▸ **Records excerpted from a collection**
----------------
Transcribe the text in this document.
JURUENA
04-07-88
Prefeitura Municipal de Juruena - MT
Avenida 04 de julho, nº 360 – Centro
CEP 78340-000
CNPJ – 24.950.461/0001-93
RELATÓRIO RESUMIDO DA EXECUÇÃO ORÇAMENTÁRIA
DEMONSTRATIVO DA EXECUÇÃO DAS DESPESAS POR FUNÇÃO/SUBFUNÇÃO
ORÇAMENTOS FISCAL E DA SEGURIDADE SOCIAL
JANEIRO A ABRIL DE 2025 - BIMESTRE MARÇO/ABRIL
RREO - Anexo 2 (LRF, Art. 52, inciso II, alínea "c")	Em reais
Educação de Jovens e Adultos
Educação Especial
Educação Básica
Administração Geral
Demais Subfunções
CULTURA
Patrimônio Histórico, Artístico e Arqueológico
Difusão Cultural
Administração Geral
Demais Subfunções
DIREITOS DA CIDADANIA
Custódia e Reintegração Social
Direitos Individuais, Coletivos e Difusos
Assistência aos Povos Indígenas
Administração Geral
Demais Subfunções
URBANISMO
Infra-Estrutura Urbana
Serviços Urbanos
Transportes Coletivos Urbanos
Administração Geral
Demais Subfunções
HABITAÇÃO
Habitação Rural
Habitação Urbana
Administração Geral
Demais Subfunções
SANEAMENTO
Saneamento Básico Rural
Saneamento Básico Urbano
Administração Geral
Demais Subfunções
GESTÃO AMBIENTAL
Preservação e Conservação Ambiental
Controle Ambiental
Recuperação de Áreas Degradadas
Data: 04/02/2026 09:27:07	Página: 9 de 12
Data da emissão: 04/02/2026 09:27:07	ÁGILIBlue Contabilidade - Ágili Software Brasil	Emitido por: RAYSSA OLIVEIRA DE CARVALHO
----------------
▸ **Given instruction**
Give the records above again, word for word.

▸ **Answer below**
Transcribe the text in this document.
JURUENA
04-07-88
Prefeitura Municipal de Juruena - MT
Avenida 04 de julho, nº 360 – Centro
CEP 78340-000
CNPJ – 24.950.461/0001-93
RELATÓRIO RESUMIDO DA EXECUÇÃO ORÇAMENTÁRIA
DEMONSTRATIVO DA EXECUÇÃO DAS DESPESAS POR FUNÇÃO/SUBFUNÇÃO
ORÇAMENTOS FISCAL E DA SEGURIDADE SOCIAL
JANEIRO A ABRIL DE 2025 - BIMESTRE MARÇO/ABRIL
RREO - Anexo 2 (LRF, Art. 52, inciso II, alínea "c")	Em reais
Educação de Jovens e Adultos
Educação Especial
Educação Básica
Administração Geral
Demais Subfunções
CULTURA
Patrimônio Histórico, Artístico e Arqueológico
Difusão Cultural
Administração Geral
Demais Subfunções
DIREITOS DA CIDADANIA
Custódia e Reintegração Social
Direitos Individuais, Coletivos e Difusos
Assistência aos Povos Indígenas
Administração Geral
Demais Subfunções
URBANISMO
Infra-Estrutura Urbana
Serviços Urbanos
Transportes Coletivos Urbanos
Administração Geral
Demais Subfunções
HABITAÇÃO
Habitação Rural
Habitação Urbana
Administração Geral
Demais Subfunções
SANEAMENTO
Saneamento Básico Rural
Saneamento Básico Urbano
Administração Geral
Demais Subfunções
GESTÃO AMBIENTAL
Preservação e Conservação Ambiental
Controle Ambiental
Recuperação de Áreas Degradadas
Data: 04/02/2026 09:27:07	Página: 9 de 12
Data da emissão: 04/02/2026 09:27:07	ÁGILIBlue Contabilidade - Ágili Software Brasil	Emitido por: RAYSSA OLIVEIRA DE CARVALHO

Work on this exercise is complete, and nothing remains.